== What you are asked to do ==
Copy out every line in the items below, keeping each one character for character.

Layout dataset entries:
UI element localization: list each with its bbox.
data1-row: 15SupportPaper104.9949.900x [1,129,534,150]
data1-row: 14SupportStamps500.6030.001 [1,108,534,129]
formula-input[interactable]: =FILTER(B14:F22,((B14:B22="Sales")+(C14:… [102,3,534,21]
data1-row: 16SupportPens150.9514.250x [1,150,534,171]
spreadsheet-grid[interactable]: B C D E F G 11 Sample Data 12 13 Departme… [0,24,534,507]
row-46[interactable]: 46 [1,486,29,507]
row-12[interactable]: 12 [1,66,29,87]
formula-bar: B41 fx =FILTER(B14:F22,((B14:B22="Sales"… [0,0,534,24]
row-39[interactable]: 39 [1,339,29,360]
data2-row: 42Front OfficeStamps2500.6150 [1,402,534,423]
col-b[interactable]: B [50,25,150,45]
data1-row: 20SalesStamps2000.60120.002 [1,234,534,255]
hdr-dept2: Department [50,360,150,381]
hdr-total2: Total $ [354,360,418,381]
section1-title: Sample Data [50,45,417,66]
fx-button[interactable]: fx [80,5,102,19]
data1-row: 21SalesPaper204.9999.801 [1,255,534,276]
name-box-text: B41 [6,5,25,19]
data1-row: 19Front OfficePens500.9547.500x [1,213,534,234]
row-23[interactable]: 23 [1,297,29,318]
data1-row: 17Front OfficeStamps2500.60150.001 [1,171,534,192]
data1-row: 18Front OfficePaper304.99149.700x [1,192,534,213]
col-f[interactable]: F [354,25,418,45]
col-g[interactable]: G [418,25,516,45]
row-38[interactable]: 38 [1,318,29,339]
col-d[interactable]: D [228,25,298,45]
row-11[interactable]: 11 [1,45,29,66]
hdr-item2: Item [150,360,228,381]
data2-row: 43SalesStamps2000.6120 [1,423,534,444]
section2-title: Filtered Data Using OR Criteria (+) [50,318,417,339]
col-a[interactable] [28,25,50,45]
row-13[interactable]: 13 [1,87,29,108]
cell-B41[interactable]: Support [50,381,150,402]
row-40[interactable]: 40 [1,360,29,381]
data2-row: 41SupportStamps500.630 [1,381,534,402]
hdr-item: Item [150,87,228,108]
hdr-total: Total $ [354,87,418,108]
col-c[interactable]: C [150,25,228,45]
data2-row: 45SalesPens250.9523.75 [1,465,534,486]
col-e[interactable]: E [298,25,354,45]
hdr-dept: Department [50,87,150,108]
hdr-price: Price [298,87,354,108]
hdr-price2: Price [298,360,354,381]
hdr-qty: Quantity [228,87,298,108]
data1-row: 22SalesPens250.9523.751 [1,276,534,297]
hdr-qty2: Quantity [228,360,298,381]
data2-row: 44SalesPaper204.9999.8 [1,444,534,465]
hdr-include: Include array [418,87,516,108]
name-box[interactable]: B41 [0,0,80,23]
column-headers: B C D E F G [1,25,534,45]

== Solution ==
UI element localization: list each with its bbox.
data1-row: 15SupportPaper104.9949.900x [1,129,534,150]
data1-row: 14SupportStamps500.6030.001 [1,108,534,129]
formula-input[interactable]: =FILTER(B14:F22,((B14:B22="Sales")+(C14:… [102,3,534,21]
data1-row: 16SupportPens150.9514.250x [1,150,534,171]
spreadsheet-grid[interactable]: B C D E F G 11 Sample Data 12 13 Departme… [0,24,534,507]
row-46[interactable]: 46 [1,486,29,507]
row-12[interactable]: 12 [1,66,29,87]
formula-bar: B41 fx =FILTER(B14:F22,((B14:B22="Sales"… [0,0,534,24]
row-39[interactable]: 39 [1,339,29,360]
data2-row: 42Front OfficeStamps2500.6150 [1,402,534,423]
col-b[interactable]: B [50,25,150,45]
data1-row: 20SalesStamps2000.60120.002 [1,234,534,255]
hdr-dept2: Department [50,360,150,381]
hdr-total2: Total $ [354,360,418,381]
section1-title: Sample Data [50,45,417,66]
fx-button[interactable]: fx [80,5,102,19]
data1-row: 21SalesPaper204.9999.801 [1,255,534,276]
name-box-text: B41 [6,5,25,19]
data1-row: 19Front OfficePens500.9547.500x [1,213,534,234]
row-23[interactable]: 23 [1,297,29,318]
data1-row: 17Front OfficeStamps2500.60150.001 [1,171,534,192]
data1-row: 18Front OfficePaper304.99149.700x [1,192,534,213]
col-f[interactable]: F [354,25,418,45]
col-g[interactable]: G [418,25,516,45]
row-38[interactable]: 38 [1,318,29,339]
col-d[interactable]: D [228,25,298,45]
row-11[interactable]: 11 [1,45,29,66]
hdr-item2: Item [150,360,228,381]
data2-row: 43SalesStamps2000.6120 [1,423,534,444]
section2-title: Filtered Data Using OR Criteria (+) [50,318,417,339]
col-a[interactable] [28,25,50,45]
row-13[interactable]: 13 [1,87,29,108]
cell-B41[interactable]: Support [50,381,150,402]
row-40[interactable]: 40 [1,360,29,381]
data2-row: 41SupportStamps500.630 [1,381,534,402]
hdr-item: Item [150,87,228,108]
hdr-total: Total $ [354,87,418,108]
col-c[interactable]: C [150,25,228,45]
data2-row: 45SalesPens250.9523.75 [1,465,534,486]
col-e[interactable]: E [298,25,354,45]
hdr-dept: Department [50,87,150,108]
hdr-price: Price [298,87,354,108]
hdr-price2: Price [298,360,354,381]
hdr-qty: Quantity [228,87,298,108]
data1-row: 22SalesPens250.9523.751 [1,276,534,297]
hdr-qty2: Quantity [228,360,298,381]
data2-row: 44SalesPaper204.9999.8 [1,444,534,465]
hdr-include: Include array [418,87,516,108]
name-box[interactable]: B41 [0,0,80,23]
column-headers: B C D E F G [1,25,534,45]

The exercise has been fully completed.